(Data entries)
^^^^
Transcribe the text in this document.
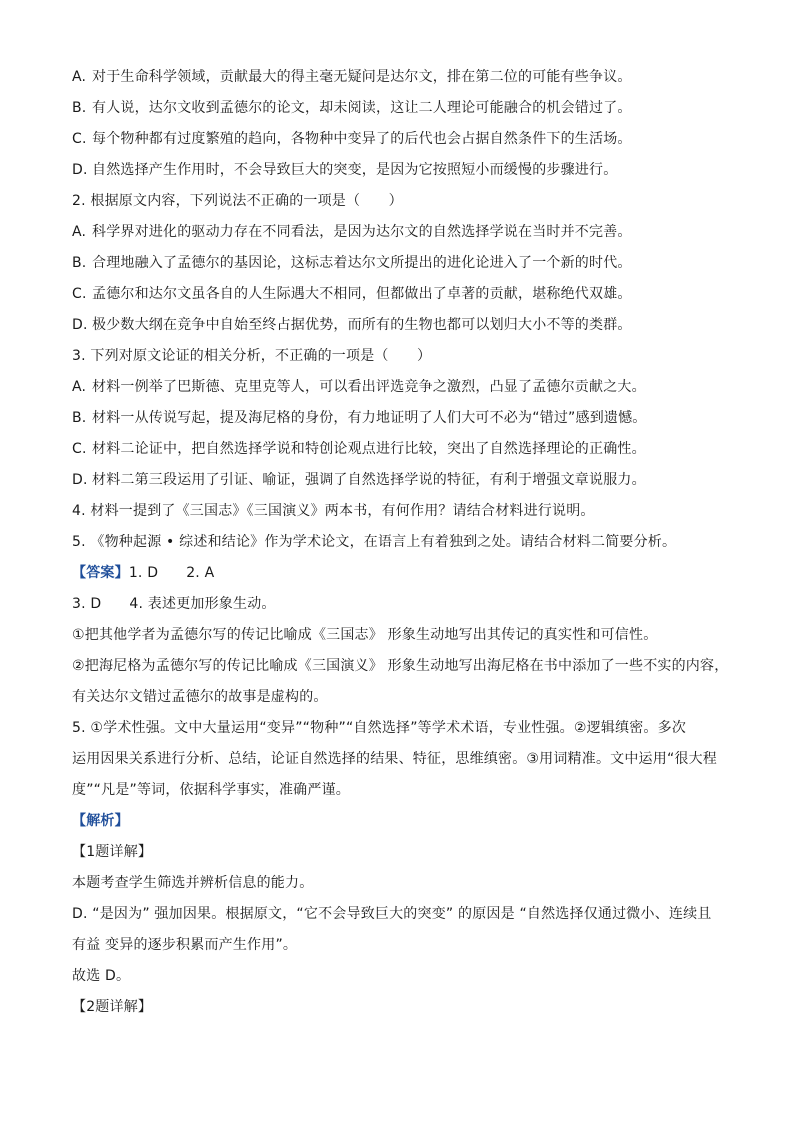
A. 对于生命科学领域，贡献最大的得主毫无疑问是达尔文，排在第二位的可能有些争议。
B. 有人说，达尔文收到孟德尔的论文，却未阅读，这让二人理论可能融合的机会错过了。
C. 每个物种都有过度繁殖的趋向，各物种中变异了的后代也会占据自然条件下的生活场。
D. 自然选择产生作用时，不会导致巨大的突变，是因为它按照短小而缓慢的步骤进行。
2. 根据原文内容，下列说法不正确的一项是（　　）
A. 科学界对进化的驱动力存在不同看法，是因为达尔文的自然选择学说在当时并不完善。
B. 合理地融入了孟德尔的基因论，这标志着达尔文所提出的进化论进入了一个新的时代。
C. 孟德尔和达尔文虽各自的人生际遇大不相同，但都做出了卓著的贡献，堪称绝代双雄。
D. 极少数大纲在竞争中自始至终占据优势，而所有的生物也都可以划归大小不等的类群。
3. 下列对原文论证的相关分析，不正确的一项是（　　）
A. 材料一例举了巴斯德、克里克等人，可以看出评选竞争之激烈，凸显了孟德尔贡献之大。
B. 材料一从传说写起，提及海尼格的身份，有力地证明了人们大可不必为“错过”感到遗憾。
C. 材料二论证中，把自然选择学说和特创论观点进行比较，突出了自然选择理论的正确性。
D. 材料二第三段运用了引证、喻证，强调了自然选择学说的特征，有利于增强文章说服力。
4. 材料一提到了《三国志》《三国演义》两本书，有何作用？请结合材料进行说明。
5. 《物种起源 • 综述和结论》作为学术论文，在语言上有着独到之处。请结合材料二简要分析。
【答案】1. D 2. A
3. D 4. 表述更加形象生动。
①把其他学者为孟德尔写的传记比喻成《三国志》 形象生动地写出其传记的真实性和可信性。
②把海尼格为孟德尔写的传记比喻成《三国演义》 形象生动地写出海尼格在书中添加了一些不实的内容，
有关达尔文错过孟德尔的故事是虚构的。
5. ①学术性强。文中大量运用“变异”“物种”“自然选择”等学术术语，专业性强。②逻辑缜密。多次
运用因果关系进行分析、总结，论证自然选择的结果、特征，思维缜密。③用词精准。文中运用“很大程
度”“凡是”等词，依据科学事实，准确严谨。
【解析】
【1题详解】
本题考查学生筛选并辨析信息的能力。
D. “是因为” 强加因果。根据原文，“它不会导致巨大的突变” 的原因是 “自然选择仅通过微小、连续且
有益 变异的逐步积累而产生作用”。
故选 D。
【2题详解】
^^^^
> _What is asked_
Write out all the records again, exactly, minus any pictures.

> _Written response_
Transcribe the text in this document.
A. 对于生命科学领域，贡献最大的得主毫无疑问是达尔文，排在第二位的可能有些争议。
B. 有人说，达尔文收到孟德尔的论文，却未阅读，这让二人理论可能融合的机会错过了。
C. 每个物种都有过度繁殖的趋向，各物种中变异了的后代也会占据自然条件下的生活场。
D. 自然选择产生作用时，不会导致巨大的突变，是因为它按照短小而缓慢的步骤进行。
2. 根据原文内容，下列说法不正确的一项是（　　）
A. 科学界对进化的驱动力存在不同看法，是因为达尔文的自然选择学说在当时并不完善。
B. 合理地融入了孟德尔的基因论，这标志着达尔文所提出的进化论进入了一个新的时代。
C. 孟德尔和达尔文虽各自的人生际遇大不相同，但都做出了卓著的贡献，堪称绝代双雄。
D. 极少数大纲在竞争中自始至终占据优势，而所有的生物也都可以划归大小不等的类群。
3. 下列对原文论证的相关分析，不正确的一项是（　　）
A. 材料一例举了巴斯德、克里克等人，可以看出评选竞争之激烈，凸显了孟德尔贡献之大。
B. 材料一从传说写起，提及海尼格的身份，有力地证明了人们大可不必为“错过”感到遗憾。
C. 材料二论证中，把自然选择学说和特创论观点进行比较，突出了自然选择理论的正确性。
D. 材料二第三段运用了引证、喻证，强调了自然选择学说的特征，有利于增强文章说服力。
4. 材料一提到了《三国志》《三国演义》两本书，有何作用？请结合材料进行说明。
5. 《物种起源 • 综述和结论》作为学术论文，在语言上有着独到之处。请结合材料二简要分析。
【答案】1. D 2. A
3. D 4. 表述更加形象生动。
①把其他学者为孟德尔写的传记比喻成《三国志》 形象生动地写出其传记的真实性和可信性。
②把海尼格为孟德尔写的传记比喻成《三国演义》 形象生动地写出海尼格在书中添加了一些不实的内容，
有关达尔文错过孟德尔的故事是虚构的。
5. ①学术性强。文中大量运用“变异”“物种”“自然选择”等学术术语，专业性强。②逻辑缜密。多次
运用因果关系进行分析、总结，论证自然选择的结果、特征，思维缜密。③用词精准。文中运用“很大程
度”“凡是”等词，依据科学事实，准确严谨。
【解析】
【1题详解】
本题考查学生筛选并辨析信息的能力。
D. “是因为” 强加因果。根据原文，“它不会导致巨大的突变” 的原因是 “自然选择仅通过微小、连续且
有益 变异的逐步积累而产生作用”。
故选 D。
【2题详解】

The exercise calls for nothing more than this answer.